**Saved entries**
━━━━━━━━━━━━━━━━━━━━━━━━━━━━━━

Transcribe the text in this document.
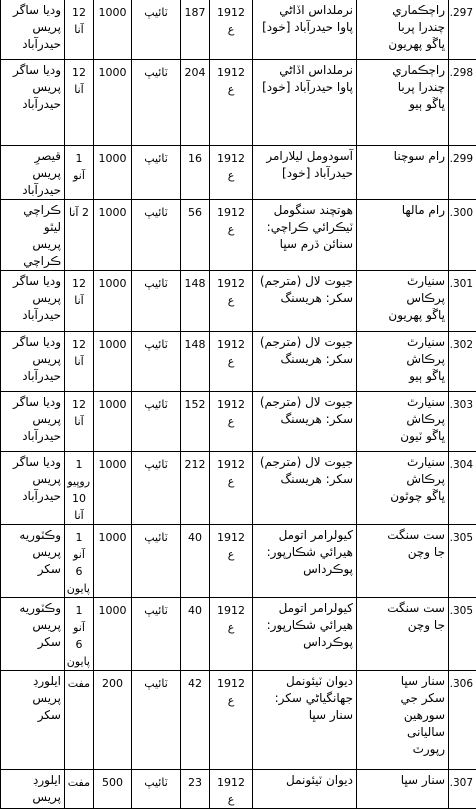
297.	راڄڪماري
چندرا پربا
ڀاڱو پھريون	نرملداس اڏاڻي
پاوا حيدرآباد [خود]	1912 ع	187	ٽائيپ	1000	12 آنا	وديا ساگر پريس
حيدرآباد
298.	راڄڪماري
چندرا پربا
ڀاڱو ٻيو	نرملداس اڏاڻي
پاوا حيدرآباد [خود]	1912 ع	204	ٽائيپ	1000	12 آنا	وديا ساگر پريس
حيدرآباد
299.	رام سوچنا	آسودومل ليلارامر
حيدرآباد [خود]	1912 ع	16	ٽائيپ	1000	1 آنو	قيصرِ پريس
حيدرآباد
300.	رام مالھا	ھوتچند سنگومل
ٽيڪرائي ڪراچي:
سنائن ڌرم سڀا	1912 ع	56	ٽائيپ	1000	2 آنا	ڪراچي ليٿو
پريس ڪراچي
301.	سنيارٿ
پرڪاس
ڀاڱو پھريون	جيوت لال (مترجم)
سکر: ھريسنگ	1912 ع	148	ٽائيپ	1000	12 آنا	وديا ساگر پريس
حيدرآباد
302.	سنيارٿ
پرڪاش
ڀاڱو ٻيو	جيوت لال (مترجم)
سکر: ھريسنگ	1912 ع	148	ٽائيپ	1000	12 آنا	وديا ساگر پريس
حيدرآباد
303.	سنيارٿ
پرڪاش
ڀاڱو ٽيون	جيوت لال (مترجم)
سکر: ھريسنگ	1912 ع	152	ٽائيپ	1000	12 آنا	وديا ساگر پريس
حيدرآباد
304.	سنيارٿ
پرڪاش
ڀاڱو چوٿون	جيوت لال (مترجم)
سکر: ھريسنگ	1912 ع	212	ٽائيپ	1000	1 روپيو
10 آنا	وديا ساگر پريس
حيدرآباد
305.	ست سنگت
جا وچن	کيولرامر اتومل
ھيرائي شڪارپور:
پوڪرداس	1912 ع	40	ٽائيپ	1000	1 آنو 6
پايون	وڪٽوريه پريس
سکر
305.	ست سنگت
جا وچن	کيولرامر اتومل
ھيرائي شڪارپور:
پوڪرداس	1912 ع	40	ٽائيپ	1000	1 آنو 6
پايون	وڪٽوريه پريس
سکر
306.	سنار سڀا
سکر جي
سورھين
ساليانی
رپورٽ	ديوان ٽيئونمل
جھانگياڻي سکر:
سنار سڀا	1912 ع	42	ٽائيپ	200	مفت	ايلورڊ پريس
سکر
307.	سنار سڀا	ديوان ٽيئونمل	1912 ع	23	ٽائيپ	500	مفت	ايلورڊ پريس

━━━━━━━━━━━━━━━━━━━━━━━━━━━━━━

**What is asked**
Reproduce the material in full, word for word, and omit the pictures.

**Final result**
Transcribe the text in this document.
297.	راڄڪماري
چندرا پربا
ڀاڱو پھريون	نرملداس اڏاڻي
پاوا حيدرآباد [خود]	1912 ع	187	ٽائيپ	1000	12 آنا	وديا ساگر پريس
حيدرآباد
298.	راڄڪماري
چندرا پربا
ڀاڱو ٻيو	نرملداس اڏاڻي
پاوا حيدرآباد [خود]	1912 ع	204	ٽائيپ	1000	12 آنا	وديا ساگر پريس
حيدرآباد
299.	رام سوچنا	آسودومل ليلارامر
حيدرآباد [خود]	1912 ع	16	ٽائيپ	1000	1 آنو	قيصرِ پريس
حيدرآباد
300.	رام مالھا	ھوتچند سنگومل
ٽيڪرائي ڪراچي:
سنائن ڌرم سڀا	1912 ع	56	ٽائيپ	1000	2 آنا	ڪراچي ليٿو
پريس ڪراچي
301.	سنيارٿ
پرڪاس
ڀاڱو پھريون	جيوت لال (مترجم)
سکر: ھريسنگ	1912 ع	148	ٽائيپ	1000	12 آنا	وديا ساگر پريس
حيدرآباد
302.	سنيارٿ
پرڪاش
ڀاڱو ٻيو	جيوت لال (مترجم)
سکر: ھريسنگ	1912 ع	148	ٽائيپ	1000	12 آنا	وديا ساگر پريس
حيدرآباد
303.	سنيارٿ
پرڪاش
ڀاڱو ٽيون	جيوت لال (مترجم)
سکر: ھريسنگ	1912 ع	152	ٽائيپ	1000	12 آنا	وديا ساگر پريس
حيدرآباد
304.	سنيارٿ
پرڪاش
ڀاڱو چوٿون	جيوت لال (مترجم)
سکر: ھريسنگ	1912 ع	212	ٽائيپ	1000	1 روپيو
10 آنا	وديا ساگر پريس
حيدرآباد
305.	ست سنگت
جا وچن	کيولرامر اتومل
ھيرائي شڪارپور:
پوڪرداس	1912 ع	40	ٽائيپ	1000	1 آنو 6
پايون	وڪٽوريه پريس
سکر
305.	ست سنگت
جا وچن	کيولرامر اتومل
ھيرائي شڪارپور:
پوڪرداس	1912 ع	40	ٽائيپ	1000	1 آنو 6
پايون	وڪٽوريه پريس
سکر
306.	سنار سڀا
سکر جي
سورھين
ساليانی
رپورٽ	ديوان ٽيئونمل
جھانگياڻي سکر:
سنار سڀا	1912 ع	42	ٽائيپ	200	مفت	ايلورڊ پريس
سکر
307.	سنار سڀا	ديوان ٽيئونمل	1912 ع	23	ٽائيپ	500	مفت	ايلورڊ پريس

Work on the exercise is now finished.